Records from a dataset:
_ _ _ _ _

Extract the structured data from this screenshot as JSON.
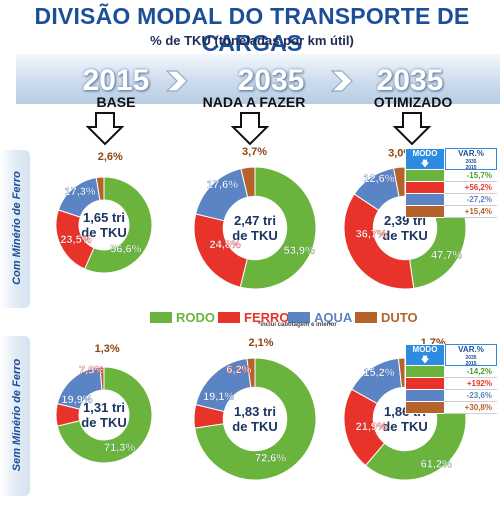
{
  "title": "DIVISÃO MODAL DO TRANSPORTE DE CARGAS",
  "subtitle": "% de TKU (toneladas por km útil)",
  "columns": [
    {
      "year": "2015",
      "scenario": "BASE"
    },
    {
      "year": "2035",
      "scenario": "NADA A FAZER"
    },
    {
      "year": "2035",
      "scenario": "OTIMIZADO"
    }
  ],
  "row_labels": [
    "Com Minério de Ferro",
    "Sem Minério de Ferro"
  ],
  "legend": {
    "items": [
      {
        "label": "RODO",
        "color": "#6ab43e"
      },
      {
        "label": "FERRO",
        "color": "#e8332a"
      },
      {
        "label": "AQUA",
        "color": "#5b84c4"
      },
      {
        "label": "DUTO",
        "color": "#b5632a"
      }
    ],
    "note": "*inclui cabotagem e interior"
  },
  "var_table_header": {
    "col1": "MODO",
    "col2": "VAR.%",
    "years_top": "2035",
    "years_bottom": "2015"
  },
  "chart_data": [
    {
      "type": "pie",
      "row": "Com Minério de Ferro",
      "column": "2015 BASE",
      "center_label": [
        "1,65 tri",
        "de TKU"
      ],
      "categories": [
        "RODO",
        "FERRO",
        "AQUA",
        "DUTO"
      ],
      "values": [
        56.6,
        23.5,
        17.3,
        2.6
      ],
      "value_labels": [
        "56,6%",
        "23,5%",
        "17,3%",
        "2,6%"
      ]
    },
    {
      "type": "pie",
      "row": "Com Minério de Ferro",
      "column": "2035 NADA A FAZER",
      "center_label": [
        "2,47 tri",
        "de TKU"
      ],
      "categories": [
        "RODO",
        "FERRO",
        "AQUA",
        "DUTO"
      ],
      "values": [
        53.9,
        24.8,
        17.6,
        3.7
      ],
      "value_labels": [
        "53,9%",
        "24,8%",
        "17,6%",
        "3,7%"
      ]
    },
    {
      "type": "pie",
      "row": "Com Minério de Ferro",
      "column": "2035 OTIMIZADO",
      "center_label": [
        "2,39 tri",
        "de TKU"
      ],
      "categories": [
        "RODO",
        "FERRO",
        "AQUA",
        "DUTO"
      ],
      "values": [
        47.7,
        36.7,
        12.6,
        3.0
      ],
      "value_labels": [
        "47,7%",
        "36,7%",
        "12,6%",
        "3,0%"
      ],
      "variation": [
        "-15,7%",
        "+56,2%",
        "-27,2%",
        "+15,4%"
      ]
    },
    {
      "type": "pie",
      "row": "Sem Minério de Ferro",
      "column": "2015 BASE",
      "center_label": [
        "1,31 tri",
        "de TKU"
      ],
      "categories": [
        "RODO",
        "FERRO",
        "AQUA",
        "DUTO"
      ],
      "values": [
        71.3,
        7.5,
        19.9,
        1.3
      ],
      "value_labels": [
        "71,3%",
        "7,5%",
        "19,9%",
        "1,3%"
      ]
    },
    {
      "type": "pie",
      "row": "Sem Minério de Ferro",
      "column": "2035 NADA A FAZER",
      "center_label": [
        "1,83 tri",
        "de TKU"
      ],
      "categories": [
        "RODO",
        "FERRO",
        "AQUA",
        "DUTO"
      ],
      "values": [
        72.6,
        6.2,
        19.1,
        2.1
      ],
      "value_labels": [
        "72,6%",
        "6,2%",
        "19,1%",
        "2,1%"
      ]
    },
    {
      "type": "pie",
      "row": "Sem Minério de Ferro",
      "column": "2035 OTIMIZADO",
      "center_label": [
        "1,86 tri",
        "de TKU"
      ],
      "categories": [
        "RODO",
        "FERRO",
        "AQUA",
        "DUTO"
      ],
      "values": [
        61.2,
        21.9,
        15.2,
        1.7
      ],
      "value_labels": [
        "61,2%",
        "21,9%",
        "15,2%",
        "1,7%"
      ],
      "variation": [
        "-14,2%",
        "+192%",
        "-23,6%",
        "+30,8%"
      ]
    }
  ]
}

_ _ _ _ _

■ Problem to work on:
Reproduce the records above exactly, leaving out every picture they contain.

■ Solution to the exercise:
Extract the structured data from this screenshot as JSON.
{
  "title": "DIVISÃO MODAL DO TRANSPORTE DE CARGAS",
  "subtitle": "% de TKU (toneladas por km útil)",
  "columns": [
    {
      "year": "2015",
      "scenario": "BASE"
    },
    {
      "year": "2035",
      "scenario": "NADA A FAZER"
    },
    {
      "year": "2035",
      "scenario": "OTIMIZADO"
    }
  ],
  "row_labels": [
    "Com Minério de Ferro",
    "Sem Minério de Ferro"
  ],
  "legend": {
    "items": [
      {
        "label": "RODO",
        "color": "#6ab43e"
      },
      {
        "label": "FERRO",
        "color": "#e8332a"
      },
      {
        "label": "AQUA",
        "color": "#5b84c4"
      },
      {
        "label": "DUTO",
        "color": "#b5632a"
      }
    ],
    "note": "*inclui cabotagem e interior"
  },
  "var_table_header": {
    "col1": "MODO",
    "col2": "VAR.%",
    "years_top": "2035",
    "years_bottom": "2015"
  },
  "chart_data": [
    {
      "type": "pie",
      "row": "Com Minério de Ferro",
      "column": "2015 BASE",
      "center_label": [
        "1,65 tri",
        "de TKU"
      ],
      "categories": [
        "RODO",
        "FERRO",
        "AQUA",
        "DUTO"
      ],
      "values": [
        56.6,
        23.5,
        17.3,
        2.6
      ],
      "value_labels": [
        "56,6%",
        "23,5%",
        "17,3%",
        "2,6%"
      ]
    },
    {
      "type": "pie",
      "row": "Com Minério de Ferro",
      "column": "2035 NADA A FAZER",
      "center_label": [
        "2,47 tri",
        "de TKU"
      ],
      "categories": [
        "RODO",
        "FERRO",
        "AQUA",
        "DUTO"
      ],
      "values": [
        53.9,
        24.8,
        17.6,
        3.7
      ],
      "value_labels": [
        "53,9%",
        "24,8%",
        "17,6%",
        "3,7%"
      ]
    },
    {
      "type": "pie",
      "row": "Com Minério de Ferro",
      "column": "2035 OTIMIZADO",
      "center_label": [
        "2,39 tri",
        "de TKU"
      ],
      "categories": [
        "RODO",
        "FERRO",
        "AQUA",
        "DUTO"
      ],
      "values": [
        47.7,
        36.7,
        12.6,
        3.0
      ],
      "value_labels": [
        "47,7%",
        "36,7%",
        "12,6%",
        "3,0%"
      ],
      "variation": [
        "-15,7%",
        "+56,2%",
        "-27,2%",
        "+15,4%"
      ]
    },
    {
      "type": "pie",
      "row": "Sem Minério de Ferro",
      "column": "2015 BASE",
      "center_label": [
        "1,31 tri",
        "de TKU"
      ],
      "categories": [
        "RODO",
        "FERRO",
        "AQUA",
        "DUTO"
      ],
      "values": [
        71.3,
        7.5,
        19.9,
        1.3
      ],
      "value_labels": [
        "71,3%",
        "7,5%",
        "19,9%",
        "1,3%"
      ]
    },
    {
      "type": "pie",
      "row": "Sem Minério de Ferro",
      "column": "2035 NADA A FAZER",
      "center_label": [
        "1,83 tri",
        "de TKU"
      ],
      "categories": [
        "RODO",
        "FERRO",
        "AQUA",
        "DUTO"
      ],
      "values": [
        72.6,
        6.2,
        19.1,
        2.1
      ],
      "value_labels": [
        "72,6%",
        "6,2%",
        "19,1%",
        "2,1%"
      ]
    },
    {
      "type": "pie",
      "row": "Sem Minério de Ferro",
      "column": "2035 OTIMIZADO",
      "center_label": [
        "1,86 tri",
        "de TKU"
      ],
      "categories": [
        "RODO",
        "FERRO",
        "AQUA",
        "DUTO"
      ],
      "values": [
        61.2,
        21.9,
        15.2,
        1.7
      ],
      "value_labels": [
        "61,2%",
        "21,9%",
        "15,2%",
        "1,7%"
      ],
      "variation": [
        "-14,2%",
        "+192%",
        "-23,6%",
        "+30,8%"
      ]
    }
  ]
}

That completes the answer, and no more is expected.